━━ Fragmento para leer
En el Antiguo Egipto, la configuración del espacio físico hizo que la vida solo pudiese desarrollarse a orillas del Nilo, en donde se situaban las tierras fértiles y los recursos hídricos fundamentales para el surgimiento de la que podemos considerar la civilización más apasionante de la historia. La transición entre los fértiles campos de cultivo y el desierto era muy acusada, lo que favoreció la creencia de los egipcios en dos mundos contrarios pero estrechamente relacionados: el del bien y el del mal, el del equilibrio y el del caos, el de la vida y el de la muerte.
Desde tiempos predinásticos, la observación de la momificación natural en las áridas arenas del desierto les llevó a la convicción de que el destino del alma quedaba vinculado a la supervivencia del cuerpo, y por eso emplearon una enorme cantidad de recursos en el desarrollo de las técnicas de embalsamamiento. Pero este no era el máximo peligro al que se veía sometida el alma del difunto después de la irremediable muerte física.
━━━━
— Tu objetivo —
Escribe la continuación del fragmento sobre las creencias funerarias del Antiguo Egipto a partir de su última oración.
━━ Datos mostrados
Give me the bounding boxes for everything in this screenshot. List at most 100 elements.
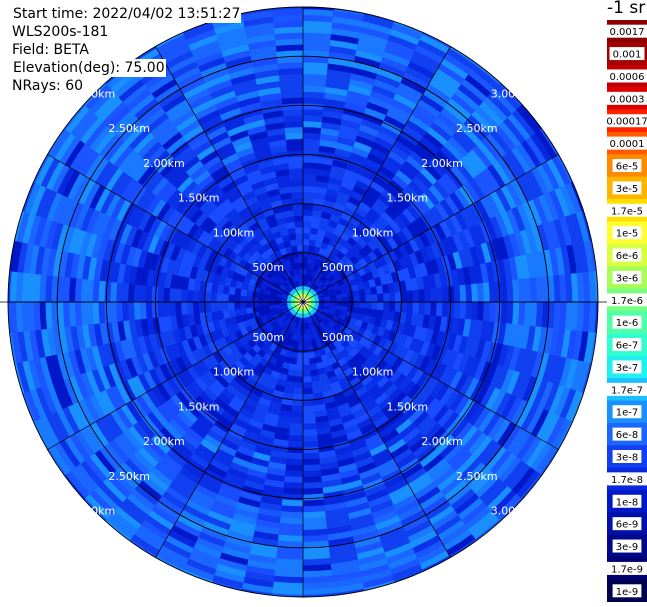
━━━━
— Resultado del ejercicio —
Para alcanzar la salvación, el faraón –y, como él, el resto de los egipcios– se debía enfrentar a toda una serie de pruebas que tenía que superar a partir del conocimiento de unas fórmulas mágicas representadas, muchas veces, en el interior de las pirámides (o en las galerías de los hipogeos, en épocas más recientes). Según las creencias egipcias, la muerte implicaba la desintegración de los modos de existencia del individuo y, por lo tanto, el complejo ritual funerario tenía la intención de reintegrar los distintos aspectos del ser humano como paso previo a su resurrección.
Viaje en varias etapas
Así, junto al cuerpo físico y como condición previa para iniciar el viaje al más allá, se debían preservar dos principios esenciales: el ba, el aspecto inmaterial o alma del individuo, y el ka, una fuerza vital vinculada al cuerpo que requería sustento (de ahí las ofrendas de comida, agua e incienso que los sacerdotes dejaban en el interior de los templos mortuorios).
En cuanto al más allá, los egipcios creían que el difunto era llevado ante el dios de la muerte, Osiris, confinado en el inframundo o Duat. Allí era sometido a un riguroso juicio –el Juicio de Osiris– que solo podía ser superado gracias al conocimiento de diversos sortilegios presentes en el Libro de los Muertos.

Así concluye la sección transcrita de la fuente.